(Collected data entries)
++++++++++
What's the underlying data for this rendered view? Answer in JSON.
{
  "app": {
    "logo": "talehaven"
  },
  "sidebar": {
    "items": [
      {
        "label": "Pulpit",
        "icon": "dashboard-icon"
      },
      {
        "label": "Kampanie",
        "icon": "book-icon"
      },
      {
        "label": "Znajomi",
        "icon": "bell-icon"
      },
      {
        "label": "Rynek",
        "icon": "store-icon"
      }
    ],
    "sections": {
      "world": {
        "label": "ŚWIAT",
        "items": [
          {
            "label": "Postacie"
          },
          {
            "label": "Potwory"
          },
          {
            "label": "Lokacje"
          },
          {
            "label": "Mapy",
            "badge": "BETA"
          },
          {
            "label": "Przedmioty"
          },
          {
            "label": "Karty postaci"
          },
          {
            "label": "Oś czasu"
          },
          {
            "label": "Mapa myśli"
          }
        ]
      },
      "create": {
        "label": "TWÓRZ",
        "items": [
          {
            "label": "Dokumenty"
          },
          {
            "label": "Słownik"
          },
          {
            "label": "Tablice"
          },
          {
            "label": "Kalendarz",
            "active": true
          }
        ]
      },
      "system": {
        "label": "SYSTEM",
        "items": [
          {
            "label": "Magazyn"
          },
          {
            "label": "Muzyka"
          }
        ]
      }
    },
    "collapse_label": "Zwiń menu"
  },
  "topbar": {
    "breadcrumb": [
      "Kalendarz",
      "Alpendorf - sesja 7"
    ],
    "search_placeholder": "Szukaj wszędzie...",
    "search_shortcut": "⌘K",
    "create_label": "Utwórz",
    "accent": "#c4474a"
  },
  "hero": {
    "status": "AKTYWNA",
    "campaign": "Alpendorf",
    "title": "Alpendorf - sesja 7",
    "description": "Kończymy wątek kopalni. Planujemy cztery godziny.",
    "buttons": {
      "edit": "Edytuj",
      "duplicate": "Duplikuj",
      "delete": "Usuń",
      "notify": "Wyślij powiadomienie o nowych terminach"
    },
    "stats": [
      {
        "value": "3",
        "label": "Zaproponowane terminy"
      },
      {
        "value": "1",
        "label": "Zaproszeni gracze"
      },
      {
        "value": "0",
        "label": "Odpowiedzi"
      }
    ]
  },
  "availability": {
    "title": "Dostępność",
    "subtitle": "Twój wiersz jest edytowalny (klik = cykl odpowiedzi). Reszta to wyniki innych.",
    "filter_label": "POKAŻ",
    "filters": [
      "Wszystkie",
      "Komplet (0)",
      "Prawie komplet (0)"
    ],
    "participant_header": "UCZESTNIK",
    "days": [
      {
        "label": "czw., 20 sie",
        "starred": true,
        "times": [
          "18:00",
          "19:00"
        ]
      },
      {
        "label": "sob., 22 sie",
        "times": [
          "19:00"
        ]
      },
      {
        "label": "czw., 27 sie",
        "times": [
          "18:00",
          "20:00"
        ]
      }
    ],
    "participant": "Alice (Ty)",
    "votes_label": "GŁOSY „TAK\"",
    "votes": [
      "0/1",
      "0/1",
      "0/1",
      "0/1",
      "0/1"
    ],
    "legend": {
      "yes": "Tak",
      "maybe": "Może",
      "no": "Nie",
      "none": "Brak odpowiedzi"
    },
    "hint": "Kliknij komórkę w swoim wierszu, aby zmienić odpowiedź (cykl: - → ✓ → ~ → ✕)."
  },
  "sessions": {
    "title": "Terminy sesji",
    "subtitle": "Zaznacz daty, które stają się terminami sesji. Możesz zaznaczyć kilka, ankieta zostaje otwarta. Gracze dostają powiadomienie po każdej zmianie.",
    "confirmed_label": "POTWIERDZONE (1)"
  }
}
++++++++++
WORK TO COMPLETE:
Only the count is needed: the number of lines in the data that include the word "icon".

FULL SOLUTION:
4